- [EXERCISE PROMPT]:
Reproduce this listing in full.

Dataset entries
______________________________

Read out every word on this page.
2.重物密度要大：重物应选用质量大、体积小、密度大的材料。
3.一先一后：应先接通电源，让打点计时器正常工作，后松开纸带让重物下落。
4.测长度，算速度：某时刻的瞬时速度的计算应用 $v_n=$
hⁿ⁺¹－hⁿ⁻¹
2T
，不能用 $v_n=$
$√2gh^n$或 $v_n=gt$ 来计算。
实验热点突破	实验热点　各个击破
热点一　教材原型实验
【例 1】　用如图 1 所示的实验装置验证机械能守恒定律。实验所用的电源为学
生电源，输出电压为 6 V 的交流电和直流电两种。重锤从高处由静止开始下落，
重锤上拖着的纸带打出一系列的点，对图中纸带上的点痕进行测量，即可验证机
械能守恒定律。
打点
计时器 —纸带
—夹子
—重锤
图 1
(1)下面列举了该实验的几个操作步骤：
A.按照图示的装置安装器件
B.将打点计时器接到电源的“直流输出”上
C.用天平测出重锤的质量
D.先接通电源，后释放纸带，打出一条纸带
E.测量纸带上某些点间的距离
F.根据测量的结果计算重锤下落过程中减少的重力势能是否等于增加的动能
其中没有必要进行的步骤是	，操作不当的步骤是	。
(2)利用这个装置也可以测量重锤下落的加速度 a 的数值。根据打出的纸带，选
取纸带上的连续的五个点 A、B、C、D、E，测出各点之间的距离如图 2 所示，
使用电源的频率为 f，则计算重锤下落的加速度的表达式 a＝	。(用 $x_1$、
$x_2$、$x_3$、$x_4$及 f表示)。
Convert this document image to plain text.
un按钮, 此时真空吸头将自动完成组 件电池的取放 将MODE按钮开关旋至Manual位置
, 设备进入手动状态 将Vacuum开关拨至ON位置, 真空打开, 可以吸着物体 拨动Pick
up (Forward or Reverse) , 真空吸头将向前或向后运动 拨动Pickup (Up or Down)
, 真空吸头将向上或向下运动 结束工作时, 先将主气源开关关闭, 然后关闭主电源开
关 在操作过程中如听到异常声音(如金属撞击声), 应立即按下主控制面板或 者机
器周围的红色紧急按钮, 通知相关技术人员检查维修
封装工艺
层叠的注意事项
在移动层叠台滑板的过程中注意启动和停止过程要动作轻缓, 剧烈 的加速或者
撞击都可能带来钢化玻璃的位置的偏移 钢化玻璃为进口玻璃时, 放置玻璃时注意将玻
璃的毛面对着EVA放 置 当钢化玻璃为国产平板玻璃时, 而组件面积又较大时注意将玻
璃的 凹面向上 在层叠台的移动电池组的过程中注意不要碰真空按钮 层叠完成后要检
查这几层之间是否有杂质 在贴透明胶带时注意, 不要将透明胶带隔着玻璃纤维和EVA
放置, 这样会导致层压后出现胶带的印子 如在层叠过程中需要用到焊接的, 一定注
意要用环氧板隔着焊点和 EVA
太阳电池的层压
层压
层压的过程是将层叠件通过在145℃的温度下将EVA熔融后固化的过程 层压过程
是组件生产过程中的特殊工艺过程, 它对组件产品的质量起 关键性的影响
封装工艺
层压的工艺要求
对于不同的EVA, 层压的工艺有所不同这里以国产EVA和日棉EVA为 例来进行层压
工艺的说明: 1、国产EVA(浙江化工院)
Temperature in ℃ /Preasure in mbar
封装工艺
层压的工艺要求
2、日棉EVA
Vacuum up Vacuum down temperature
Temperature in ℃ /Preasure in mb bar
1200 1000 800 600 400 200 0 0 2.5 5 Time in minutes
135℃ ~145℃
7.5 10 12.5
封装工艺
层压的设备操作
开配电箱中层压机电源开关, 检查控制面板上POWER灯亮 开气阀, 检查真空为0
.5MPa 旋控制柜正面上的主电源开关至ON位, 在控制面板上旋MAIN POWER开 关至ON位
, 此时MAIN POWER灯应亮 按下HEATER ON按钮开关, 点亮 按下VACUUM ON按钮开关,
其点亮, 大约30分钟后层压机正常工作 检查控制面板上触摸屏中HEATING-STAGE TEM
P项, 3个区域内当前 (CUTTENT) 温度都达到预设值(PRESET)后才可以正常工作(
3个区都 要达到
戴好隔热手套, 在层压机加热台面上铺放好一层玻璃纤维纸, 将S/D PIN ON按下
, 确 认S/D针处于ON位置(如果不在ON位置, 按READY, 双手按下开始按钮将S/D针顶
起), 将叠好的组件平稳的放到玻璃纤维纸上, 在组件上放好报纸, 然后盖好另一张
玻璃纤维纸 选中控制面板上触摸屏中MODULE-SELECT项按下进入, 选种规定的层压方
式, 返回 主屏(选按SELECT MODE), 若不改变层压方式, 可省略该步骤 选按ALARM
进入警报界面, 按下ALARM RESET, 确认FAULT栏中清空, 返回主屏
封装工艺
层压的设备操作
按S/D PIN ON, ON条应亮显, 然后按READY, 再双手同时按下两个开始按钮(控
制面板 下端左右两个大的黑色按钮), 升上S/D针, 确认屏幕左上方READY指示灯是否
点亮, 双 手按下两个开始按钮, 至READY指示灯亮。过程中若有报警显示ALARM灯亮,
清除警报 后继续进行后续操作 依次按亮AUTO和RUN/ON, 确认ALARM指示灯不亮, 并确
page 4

______________________________

- [REPLY]:
Read out every word on this page.
2.重物密度要大：重物应选用质量大、体积小、密度大的材料。
3.一先一后：应先接通电源，让打点计时器正常工作，后松开纸带让重物下落。
4.测长度，算速度：某时刻的瞬时速度的计算应用 $v_n=$
hⁿ⁺¹－hⁿ⁻¹
2T
，不能用 $v_n=$
$√2gh^n$或 $v_n=gt$ 来计算。
实验热点突破	实验热点　各个击破
热点一　教材原型实验
【例 1】　用如图 1 所示的实验装置验证机械能守恒定律。实验所用的电源为学
生电源，输出电压为 6 V 的交流电和直流电两种。重锤从高处由静止开始下落，
重锤上拖着的纸带打出一系列的点，对图中纸带上的点痕进行测量，即可验证机
械能守恒定律。
打点
计时器 —纸带
—夹子
—重锤
图 1
(1)下面列举了该实验的几个操作步骤：
A.按照图示的装置安装器件
B.将打点计时器接到电源的“直流输出”上
C.用天平测出重锤的质量
D.先接通电源，后释放纸带，打出一条纸带
E.测量纸带上某些点间的距离
F.根据测量的结果计算重锤下落过程中减少的重力势能是否等于增加的动能
其中没有必要进行的步骤是	，操作不当的步骤是	。
(2)利用这个装置也可以测量重锤下落的加速度 a 的数值。根据打出的纸带，选
取纸带上的连续的五个点 A、B、C、D、E，测出各点之间的距离如图 2 所示，
使用电源的频率为 f，则计算重锤下落的加速度的表达式 a＝	。(用 $x_1$、
$x_2$、$x_3$、$x_4$及 f表示)。
Convert this document image to plain text.
un按钮, 此时真空吸头将自动完成组 件电池的取放 将MODE按钮开关旋至Manual位置
, 设备进入手动状态 将Vacuum开关拨至ON位置, 真空打开, 可以吸着物体 拨动Pick
up (Forward or Reverse) , 真空吸头将向前或向后运动 拨动Pickup (Up or Down)
, 真空吸头将向上或向下运动 结束工作时, 先将主气源开关关闭, 然后关闭主电源开
关 在操作过程中如听到异常声音(如金属撞击声), 应立即按下主控制面板或 者机
器周围的红色紧急按钮, 通知相关技术人员检查维修
封装工艺
层叠的注意事项
在移动层叠台滑板的过程中注意启动和停止过程要动作轻缓, 剧烈 的加速或者
撞击都可能带来钢化玻璃的位置的偏移 钢化玻璃为进口玻璃时, 放置玻璃时注意将玻
璃的毛面对着EVA放 置 当钢化玻璃为国产平板玻璃时, 而组件面积又较大时注意将玻
璃的 凹面向上 在层叠台的移动电池组的过程中注意不要碰真空按钮 层叠完成后要检
查这几层之间是否有杂质 在贴透明胶带时注意, 不要将透明胶带隔着玻璃纤维和EVA
放置, 这样会导致层压后出现胶带的印子 如在层叠过程中需要用到焊接的, 一定注
意要用环氧板隔着焊点和 EVA
太阳电池的层压
层压
层压的过程是将层叠件通过在145℃的温度下将EVA熔融后固化的过程 层压过程
是组件生产过程中的特殊工艺过程, 它对组件产品的质量起 关键性的影响
封装工艺
层压的工艺要求
对于不同的EVA, 层压的工艺有所不同这里以国产EVA和日棉EVA为 例来进行层压
工艺的说明: 1、国产EVA(浙江化工院)
Temperature in ℃ /Preasure in mbar
封装工艺
层压的工艺要求
2、日棉EVA
Vacuum up Vacuum down temperature
Temperature in ℃ /Preasure in mb bar
1200 1000 800 600 400 200 0 0 2.5 5 Time in minutes
135℃ ~145℃
7.5 10 12.5
封装工艺
层压的设备操作
开配电箱中层压机电源开关, 检查控制面板上POWER灯亮 开气阀, 检查真空为0
.5MPa 旋控制柜正面上的主电源开关至ON位, 在控制面板上旋MAIN POWER开 关至ON位
, 此时MAIN POWER灯应亮 按下HEATER ON按钮开关, 点亮 按下VACUUM ON按钮开关,
其点亮, 大约30分钟后层压机正常工作 检查控制面板上触摸屏中HEATING-STAGE TEM
P项, 3个区域内当前 (CUTTENT) 温度都达到预设值(PRESET)后才可以正常工作(
3个区都 要达到
戴好隔热手套, 在层压机加热台面上铺放好一层玻璃纤维纸, 将S/D PIN ON按下
, 确 认S/D针处于ON位置(如果不在ON位置, 按READY, 双手按下开始按钮将S/D针顶
起), 将叠好的组件平稳的放到玻璃纤维纸上, 在组件上放好报纸, 然后盖好另一张
玻璃纤维纸 选中控制面板上触摸屏中MODULE-SELECT项按下进入, 选种规定的层压方
式, 返回 主屏(选按SELECT MODE), 若不改变层压方式, 可省略该步骤 选按ALARM
进入警报界面, 按下ALARM RESET, 确认FAULT栏中清空, 返回主屏
封装工艺
层压的设备操作
按S/D PIN ON, ON条应亮显, 然后按READY, 再双手同时按下两个开始按钮(控
制面板 下端左右两个大的黑色按钮), 升上S/D针, 确认屏幕左上方READY指示灯是否
点亮, 双 手按下两个开始按钮, 至READY指示灯亮。过程中若有报警显示ALARM灯亮,
清除警报 后继续进行后续操作 依次按亮AUTO和RUN/ON, 确认ALARM指示灯不亮, 并确
page 4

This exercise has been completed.